▶ Problems:
(1) In the vhost_net patch discussion, what transmit rate was measured after the batching change with zerocopy disabled?
(2) Extend the vhost_net patch discussion, picking up right after its final line.

▶ Source extract:

◆ ◆ ◆

Re: [PATCH net-next RFC 5/5] vhost_net: basic tx virtqueue batched processing

From: Michael S. Tsirkin
Date: Wed Sep 27 2017 - 18:19:47 EST


On Wed, Sep 27, 2017 at 10:04:18AM +0800, Jason Wang wrote:
>
>
> On 2017å09æ27æ 03:25, Michael S. Tsirkin wrote:
> > On Fri, Sep 22, 2017 at 04:02:35PM +0800, Jason Wang wrote:
> > > This patch implements basic batched processing of tx virtqueue by
> > > prefetching desc indices and updating used ring in a batch. For
> > > non-zerocopy case, vq->heads were used for storing the prefetched
> > > indices and updating used ring. It is also a requirement for doing
> > > more batching on top. For zerocopy case and for simplicity, batched
> > > processing were simply disabled by only fetching and processing one
> > > descriptor at a time, this could be optimized in the future.
> > >
> > > XDP_DROP (without touching skb) on tun (with Moongen in guest) with
> > > zercopy disabled:
> > >
> > > Intel(R) Xeon(R) CPU E5-2650 0 @ 2.00GHz:
> > > Before: 3.20Mpps
> > > After: 3.90Mpps (+22%)
> > >
> > > No differences were seen with zerocopy enabled.
> > >
> > > Signed-off-by: Jason Wang <jasowang@xxxxxxxxxx>
> > So where is the speedup coming from? I'd guess the ring is
> > hot in cache, it's faster to access it in one go, then
> > pass many packets to net stack. Is that right?
> >
> > Another possibility is better code cache locality.
>
> Yes, I think the speed up comes from:
>
> - less cache misses
> - less cache line bounce when virtqueue is about to be full (guest is faster
> than host which is the case of MoonGen)

◆ ◆ ◆

▶ Collected data:
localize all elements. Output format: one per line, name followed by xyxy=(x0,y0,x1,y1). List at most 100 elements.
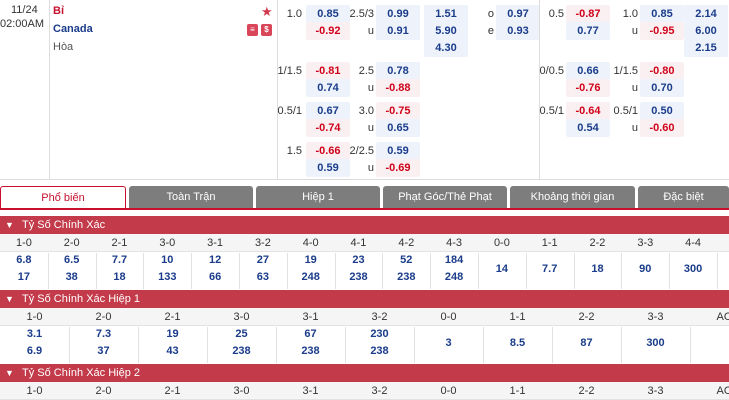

◆ ◆ ◆

▶ Task-by-task results:
(1) 3.90Mpps, a 22% increase over 3.20Mpps.

(2)
> - less memory barriers
> - possible faster copy speed by using copy_to_user() on modern CPUs
>
> >
> > So how about this patchset is refactored:
> >
> > 1. use existing APIs just first get packets then
> > transmit them all then use them all
>
> Looks like current API can not get packets first, it only support get packet
> one by one (if you mean vhost_get_vq_desc()). And used ring updating may get
> more misses in this case.

Right. So if you do

for (...)
vhost_get_vq_desc


then later

for (...)
vhost_add_used


then you get most of benefits except maybe code cache misses
and copy_to_user.







> > 2. add new APIs and move the loop into vhost core
> > for more speedups
>
> I don't see any advantages, looks like just need some e.g callbacks in this
> case.
>
> Thanks

IUC callbacks pretty much destroy the code cache locality advantages,
IP is jumping around too much.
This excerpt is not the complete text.